(Data records)

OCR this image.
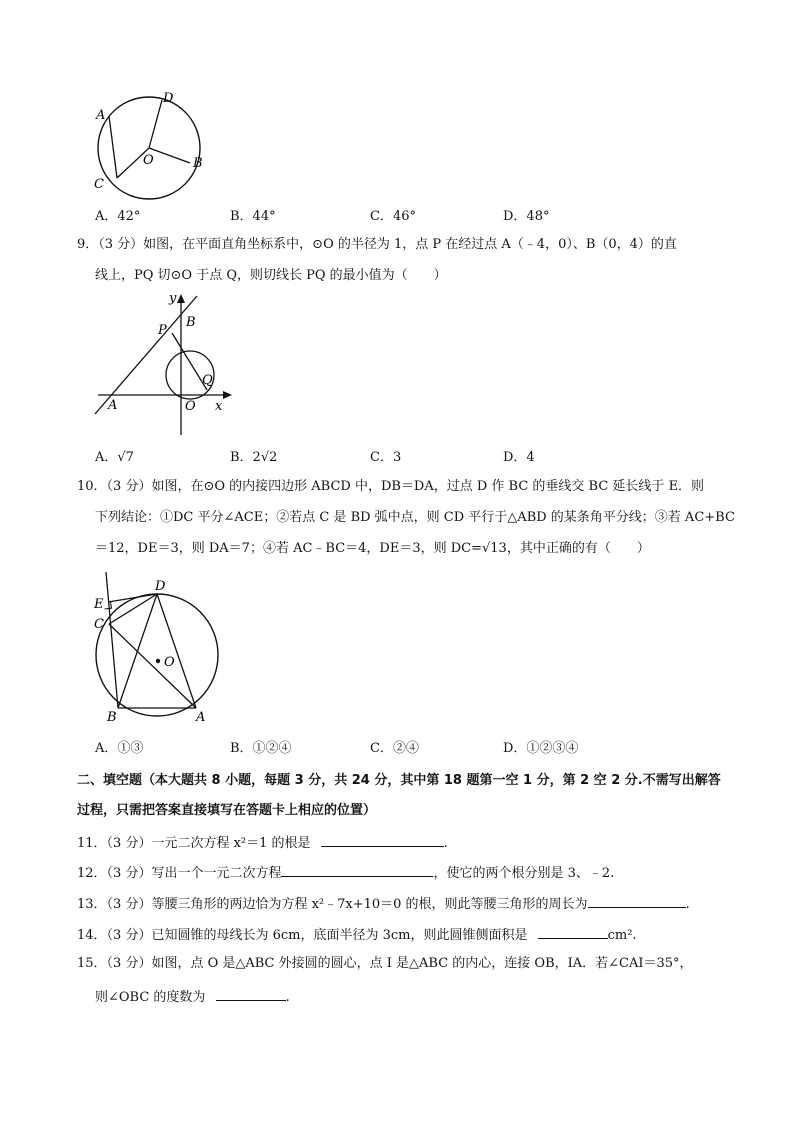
A
D
O	B
C
A．42°	B．44°	C．46°	D．48°
9．（3 分）如图，在平面直角坐标系中，⊙O 的半径为 1，点 P 在经过点 A（﹣4，0）、B（0，4）的直
线上，PQ 切⊙O 于点 Q，则切线长 PQ 的最小值为（　　）
y
P
B
Q
A	O x
A．√7	B．2√2	C．3	D．4
10．（3 分）如图，在⊙O 的内接四边形 ABCD 中，DB＝DA，过点 D 作 BC 的垂线交 BC 延长线于 E．则
下列结论：①DC 平分∠ACE；②若点 C 是 BD 弧中点，则 CD 平行于△ABD 的某条角平分线；③若 AC+BC
＝12，DE＝3，则 DA＝7；④若 AC﹣BC＝4，DE＝3，则 DC=√13，其中正确的有（　　）
D
E
C
O
B	A
A．①③	B．①②④	C．②④	D．①②③④
二、填空题（本大题共 8 小题，每题 3 分，共 24 分，其中第 18 题第一空 1 分，第 2 空 2 分.不需写出解答
过程，只需把答案直接填写在答题卡上相应的位置）
11．（3 分）一元二次方程 x²＝1 的根是	.
12．（3 分）写出一个一元二次方程	，使它的两个根分别是 3、﹣2.
13．（3 分）等腰三角形的两边恰为方程 x²﹣7x+10＝0 的根，则此等腰三角形的周长为	.
14．（3 分）已知圆锥的母线长为 6cm，底面半径为 3cm，则此圆锥侧面积是	cm².
15．（3 分）如图，点 O 是△ABC 外接圆的圆心，点 I 是△ABC 的内心，连接 OB，IA．若∠CAI＝35°，
则∠OBC 的度数为	.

### What to work on
Write the records out again in full, exactly, and skip every picture.

### Written response
OCR this image.
A
D
O	B
C
A．42°	B．44°	C．46°	D．48°
9．（3 分）如图，在平面直角坐标系中，⊙O 的半径为 1，点 P 在经过点 A（﹣4，0）、B（0，4）的直
线上，PQ 切⊙O 于点 Q，则切线长 PQ 的最小值为（　　）
y
P
B
Q
A	O x
A．√7	B．2√2	C．3	D．4
10．（3 分）如图，在⊙O 的内接四边形 ABCD 中，DB＝DA，过点 D 作 BC 的垂线交 BC 延长线于 E．则
下列结论：①DC 平分∠ACE；②若点 C 是 BD 弧中点，则 CD 平行于△ABD 的某条角平分线；③若 AC+BC
＝12，DE＝3，则 DA＝7；④若 AC﹣BC＝4，DE＝3，则 DC=√13，其中正确的有（　　）
D
E
C
O
B	A
A．①③	B．①②④	C．②④	D．①②③④
二、填空题（本大题共 8 小题，每题 3 分，共 24 分，其中第 18 题第一空 1 分，第 2 空 2 分.不需写出解答
过程，只需把答案直接填写在答题卡上相应的位置）
11．（3 分）一元二次方程 x²＝1 的根是	.
12．（3 分）写出一个一元二次方程	，使它的两个根分别是 3、﹣2.
13．（3 分）等腰三角形的两边恰为方程 x²﹣7x+10＝0 的根，则此等腰三角形的周长为	.
14．（3 分）已知圆锥的母线长为 6cm，底面半径为 3cm，则此圆锥侧面积是	cm².
15．（3 分）如图，点 O 是△ABC 外接圆的圆心，点 I 是△ABC 的内心，连接 OB，IA．若∠CAI＝35°，
则∠OBC 的度数为	.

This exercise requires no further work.